═══ DATASET RECORDS

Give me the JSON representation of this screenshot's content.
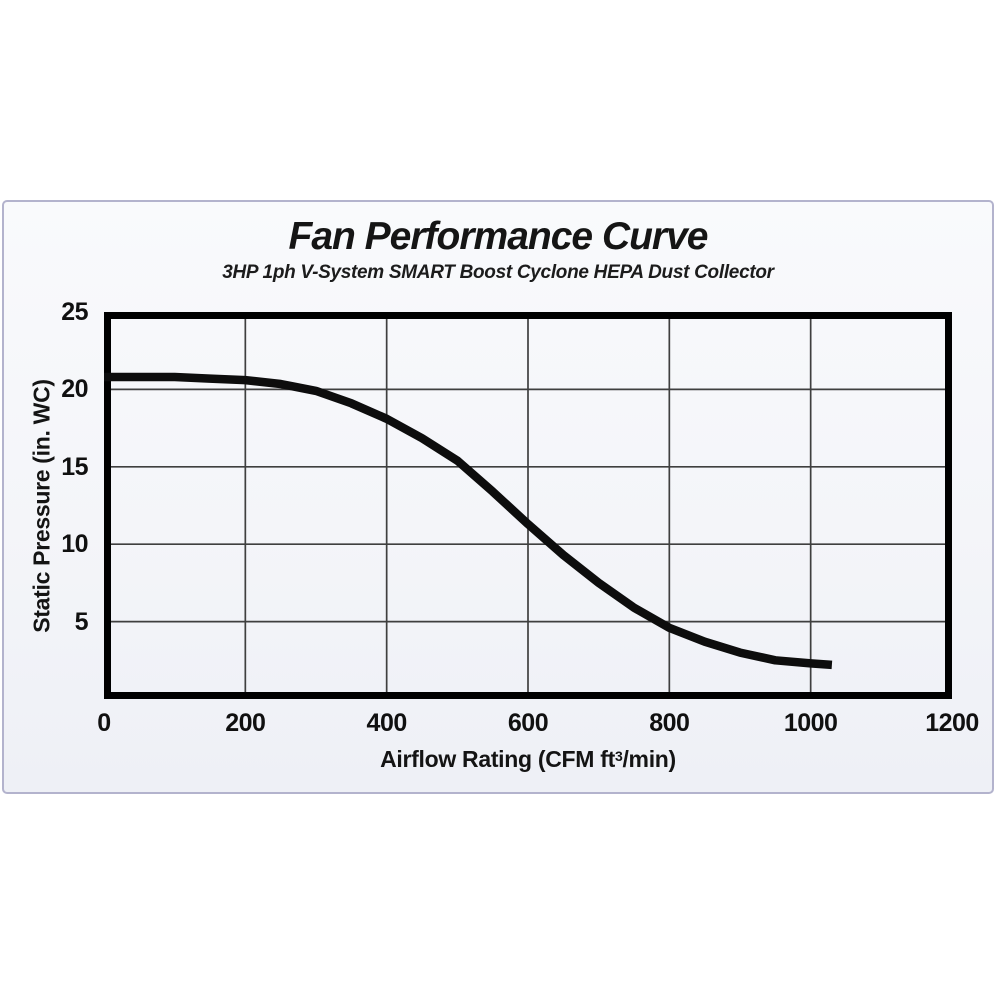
{
  "chart_data": {
    "type": "line",
    "title": "Fan Performance Curve",
    "subtitle": "3HP 1ph V-System SMART Boost Cyclone HEPA Dust Collector",
    "xlabel_prefix": "Airflow Rating (CFM ft",
    "xlabel_sup": "3",
    "xlabel_suffix": "/min)",
    "ylabel": "Static Pressure (in. WC)",
    "xlim": [
      0,
      1200
    ],
    "ylim": [
      0,
      25
    ],
    "xticks": [
      0,
      200,
      400,
      600,
      800,
      1000,
      1200
    ],
    "yticks": [
      5,
      10,
      15,
      20,
      25
    ],
    "grid": true,
    "legend": "none",
    "series": [
      {
        "name": "fan-performance-curve",
        "x": [
          0,
          50,
          100,
          150,
          200,
          250,
          300,
          350,
          400,
          450,
          500,
          550,
          600,
          650,
          700,
          750,
          800,
          850,
          900,
          950,
          1000,
          1030
        ],
        "y": [
          20.8,
          20.8,
          20.8,
          20.7,
          20.6,
          20.35,
          19.9,
          19.1,
          18.1,
          16.85,
          15.4,
          13.4,
          11.3,
          9.3,
          7.5,
          5.9,
          4.6,
          3.7,
          3.0,
          2.5,
          2.3,
          2.2
        ]
      }
    ],
    "colors": {
      "curve": "#0d0d0d",
      "grid": "#3f3f3f",
      "frame": "#000000",
      "panel_border": "#b3b3cd",
      "text": "#111111"
    }
  }
}
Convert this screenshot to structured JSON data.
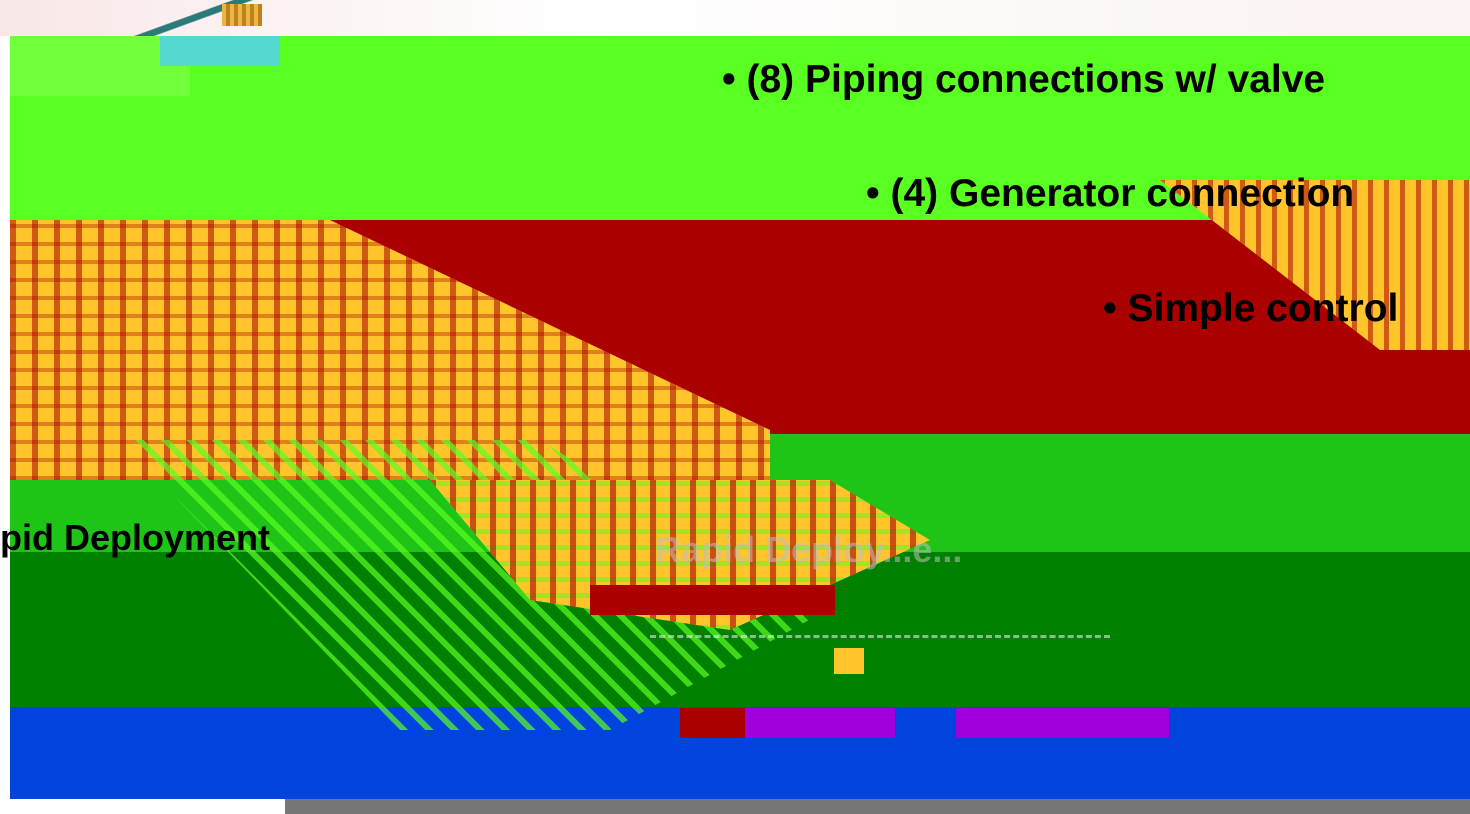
{
  "slide": {
    "bullets": [
      "• (8) Piping connections w/ valve",
      "• (4) Generator connection",
      "• Simple control"
    ],
    "left_label": "pid Deployment",
    "ghost_label": "Rapid Deploy...e..."
  },
  "colors": {
    "green_bright": "#5aff22",
    "red": "#aa0000",
    "green_mid": "#1ec416",
    "green_dark": "#008000",
    "blue": "#0044dd",
    "yellow": "#ffc52a",
    "purple": "#a100dd",
    "gray": "#777777"
  }
}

══════

» **PROBLEM REQUIREMENTS**
Scan the material above. Extract every line in which the word "JSON" occurs.

» **RESULT OF THIS TASK**
Give me the JSON representation of this screenshot's content.
Convert this screenshot to structured JSON data.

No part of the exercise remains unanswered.